== Text block ==
English

Hyperledger Fabric: A Distributed Operating System for Permissioned Blockchains

Distributed, Parallel, and Cluster Computing 2018-04-18 v2 Cryptography and Security

Abstract

Fabric is a modular and extensible open-source system for deploying and operating permissioned blockchains and one of the Hyperledger projects hosted by the Linux Foundation (www.hyperledger.org). Fabric is the first truly extensible blockchain system for running distributed applications. It supports modular consensus protocols, which allows the system to be tailored to particular use cases and trust models. Fabric is also the first blockchain system that runs distributed applications written in standard, general-purpose programming languages, without systemic dependency on a native cryptocurrency. This stands in sharp contrast to existing blockchain platforms that require "smart-contracts" to be written in domain-specific languages or rely on a cryptocurrency. Fabric realizes the permissioned model using a portable notion of membership, which may be integrated with industry-standard identity management. To support such flexibility, Fabric introduces an entirely novel blockchain design and revamps the way blockchains cope with non-determinism, resource exhaustion, and performance attacks. This paper describes Fabric, its architecture, the rationale behind various design decisions, its most prominent implementation aspects, as well as its distributed application programming model. We further evaluate Fabric by implementing and benchmarking a Bitcoin-inspired digital currency. We show that Fabric achieves end-to-end throughput of more than 3500 transactions per second in certain popular deployment configurations, with sub-second latency, scaling well to over 100 peers.
===
== Supplied information ==
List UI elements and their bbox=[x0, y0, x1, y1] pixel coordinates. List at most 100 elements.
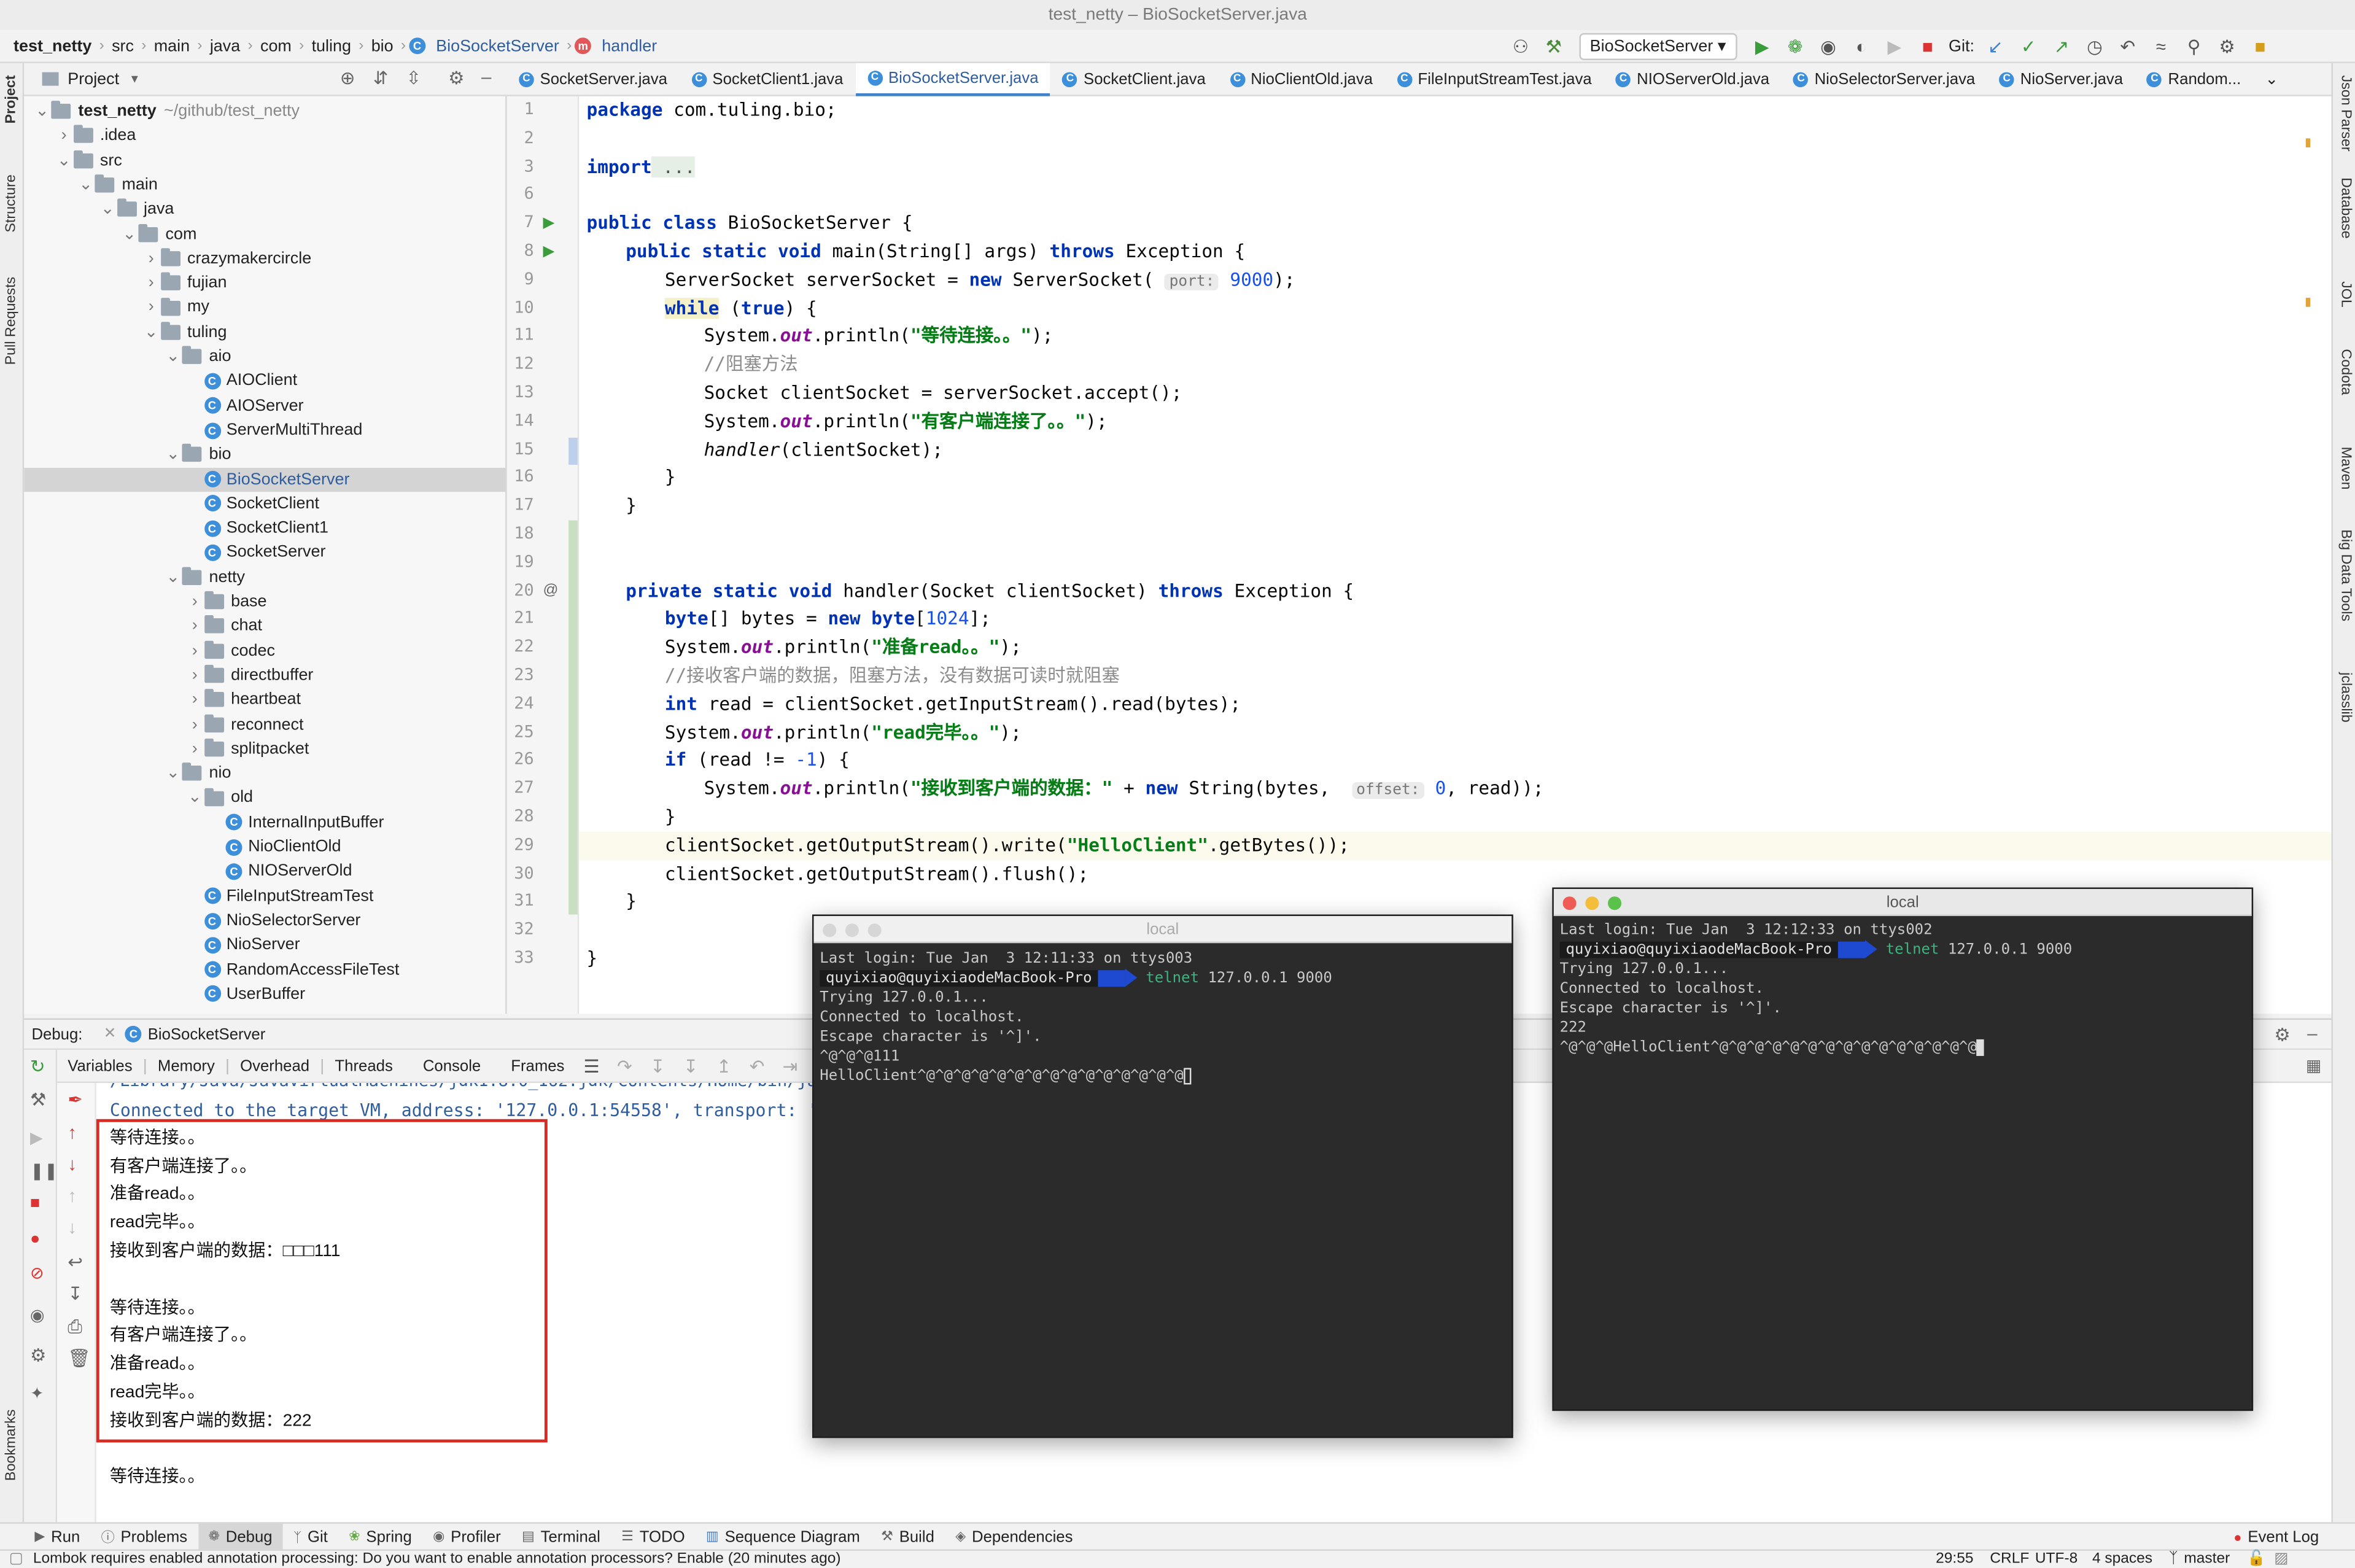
===
- Work to do -
Please reproduce the entire Hyperledger Fabric text above, word for word.

- Response for this exercise -
English

Hyperledger Fabric: A Distributed Operating System for Permissioned Blockchains

Distributed, Parallel, and Cluster Computing 2018-04-18 v2 Cryptography and Security

Abstract

Fabric is a modular and extensible open-source system for deploying and operating permissioned blockchains and one of the Hyperledger projects hosted by the Linux Foundation (www.hyperledger.org). Fabric is the first truly extensible blockchain system for running distributed applications. It supports modular consensus protocols, which allows the system to be tailored to particular use cases and trust models. Fabric is also the first blockchain system that runs distributed applications written in standard, general-purpose programming languages, without systemic dependency on a native cryptocurrency. This stands in sharp contrast to existing blockchain platforms that require "smart-contracts" to be written in domain-specific languages or rely on a cryptocurrency. Fabric realizes the permissioned model using a portable notion of membership, which may be integrated with industry-standard identity management. To support such flexibility, Fabric introduces an entirely novel blockchain design and revamps the way blockchains cope with non-determinism, resource exhaustion, and performance attacks. This paper describes Fabric, its architecture, the rationale behind various design decisions, its most prominent implementation aspects, as well as its distributed application programming model. We further evaluate Fabric by implementing and benchmarking a Bitcoin-inspired digital currency. We show that Fabric achieves end-to-end throughput of more than 3500 transactions per second in certain popular deployment configurations, with sub-second latency, scaling well to over 100 peers.